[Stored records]
--- --- ---

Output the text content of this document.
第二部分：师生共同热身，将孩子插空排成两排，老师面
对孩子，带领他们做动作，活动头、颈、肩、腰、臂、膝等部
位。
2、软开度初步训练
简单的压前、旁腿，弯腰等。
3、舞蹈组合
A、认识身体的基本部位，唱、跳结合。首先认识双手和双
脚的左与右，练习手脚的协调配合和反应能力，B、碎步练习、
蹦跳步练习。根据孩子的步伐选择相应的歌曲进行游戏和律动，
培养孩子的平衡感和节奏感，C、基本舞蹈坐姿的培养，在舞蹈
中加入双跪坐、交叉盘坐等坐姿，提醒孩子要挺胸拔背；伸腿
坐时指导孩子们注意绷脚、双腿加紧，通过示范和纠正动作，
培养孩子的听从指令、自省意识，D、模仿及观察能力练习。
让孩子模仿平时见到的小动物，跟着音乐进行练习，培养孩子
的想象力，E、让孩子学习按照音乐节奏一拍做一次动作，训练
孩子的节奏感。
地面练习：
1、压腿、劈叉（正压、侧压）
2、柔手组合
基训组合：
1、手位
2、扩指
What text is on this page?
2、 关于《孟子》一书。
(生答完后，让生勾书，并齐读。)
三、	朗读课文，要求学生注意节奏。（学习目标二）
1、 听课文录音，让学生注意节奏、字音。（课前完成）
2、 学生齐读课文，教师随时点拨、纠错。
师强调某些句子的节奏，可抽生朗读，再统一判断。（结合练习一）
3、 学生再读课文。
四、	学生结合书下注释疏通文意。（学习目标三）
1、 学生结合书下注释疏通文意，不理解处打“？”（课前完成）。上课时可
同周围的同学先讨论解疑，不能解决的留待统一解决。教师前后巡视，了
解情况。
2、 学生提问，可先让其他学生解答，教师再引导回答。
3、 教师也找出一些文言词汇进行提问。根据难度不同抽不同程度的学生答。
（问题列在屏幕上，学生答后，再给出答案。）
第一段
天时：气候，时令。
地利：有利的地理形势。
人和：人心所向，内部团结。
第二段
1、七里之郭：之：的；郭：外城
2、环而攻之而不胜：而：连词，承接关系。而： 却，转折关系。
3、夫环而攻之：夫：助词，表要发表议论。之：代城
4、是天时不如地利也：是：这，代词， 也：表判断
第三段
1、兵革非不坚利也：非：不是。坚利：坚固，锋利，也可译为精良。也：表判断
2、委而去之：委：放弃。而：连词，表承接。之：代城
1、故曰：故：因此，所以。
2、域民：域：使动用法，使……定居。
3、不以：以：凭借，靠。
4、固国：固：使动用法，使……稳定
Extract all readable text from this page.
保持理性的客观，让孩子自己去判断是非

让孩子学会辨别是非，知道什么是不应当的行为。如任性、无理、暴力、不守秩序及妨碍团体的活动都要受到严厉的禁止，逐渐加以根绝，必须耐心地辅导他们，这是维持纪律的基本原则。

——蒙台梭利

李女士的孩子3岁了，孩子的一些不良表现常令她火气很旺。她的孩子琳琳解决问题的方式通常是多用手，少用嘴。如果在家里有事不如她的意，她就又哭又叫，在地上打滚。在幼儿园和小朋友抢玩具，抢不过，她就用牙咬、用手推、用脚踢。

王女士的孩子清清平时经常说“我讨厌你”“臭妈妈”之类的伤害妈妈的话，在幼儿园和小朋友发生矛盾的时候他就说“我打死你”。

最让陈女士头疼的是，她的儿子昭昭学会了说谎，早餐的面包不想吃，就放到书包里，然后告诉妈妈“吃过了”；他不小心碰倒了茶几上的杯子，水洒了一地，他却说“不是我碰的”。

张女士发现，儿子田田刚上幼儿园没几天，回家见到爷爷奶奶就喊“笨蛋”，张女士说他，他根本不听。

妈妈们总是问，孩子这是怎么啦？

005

--- --- ---

> _THE EXERCISE_:
Copy out the lines starting at the one containing "Extract all readable text from this page." and ending with the last line of the entries. Include nothing else.

> _RESULT FOR THIS TASK_:
Extract all readable text from this page.
保持理性的客观，让孩子自己去判断是非

让孩子学会辨别是非，知道什么是不应当的行为。如任性、无理、暴力、不守秩序及妨碍团体的活动都要受到严厉的禁止，逐渐加以根绝，必须耐心地辅导他们，这是维持纪律的基本原则。

——蒙台梭利

李女士的孩子3岁了，孩子的一些不良表现常令她火气很旺。她的孩子琳琳解决问题的方式通常是多用手，少用嘴。如果在家里有事不如她的意，她就又哭又叫，在地上打滚。在幼儿园和小朋友抢玩具，抢不过，她就用牙咬、用手推、用脚踢。

王女士的孩子清清平时经常说“我讨厌你”“臭妈妈”之类的伤害妈妈的话，在幼儿园和小朋友发生矛盾的时候他就说“我打死你”。

最让陈女士头疼的是，她的儿子昭昭学会了说谎，早餐的面包不想吃，就放到书包里，然后告诉妈妈“吃过了”；他不小心碰倒了茶几上的杯子，水洒了一地，他却说“不是我碰的”。

张女士发现，儿子田田刚上幼儿园没几天，回家见到爷爷奶奶就喊“笨蛋”，张女士说他，他根本不听。

妈妈们总是问，孩子这是怎么啦？

005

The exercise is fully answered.